┏━━

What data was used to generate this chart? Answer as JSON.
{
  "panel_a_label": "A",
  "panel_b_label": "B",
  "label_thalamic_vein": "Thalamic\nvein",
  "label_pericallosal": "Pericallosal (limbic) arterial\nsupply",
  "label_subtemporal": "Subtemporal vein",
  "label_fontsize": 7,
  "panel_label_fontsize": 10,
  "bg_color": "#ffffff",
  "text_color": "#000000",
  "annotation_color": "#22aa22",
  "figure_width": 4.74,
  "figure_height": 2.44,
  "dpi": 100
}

┗━━

Return each line of the records above exactly as it reads.

== Written answer ==
What data was used to generate this chart? Answer as JSON.
{
  "panel_a_label": "A",
  "panel_b_label": "B",
  "label_thalamic_vein": "Thalamic\nvein",
  "label_pericallosal": "Pericallosal (limbic) arterial\nsupply",
  "label_subtemporal": "Subtemporal vein",
  "label_fontsize": 7,
  "panel_label_fontsize": 10,
  "bg_color": "#ffffff",
  "text_color": "#000000",
  "annotation_color": "#22aa22",
  "figure_width": 4.74,
  "figure_height": 2.44,
  "dpi": 100
}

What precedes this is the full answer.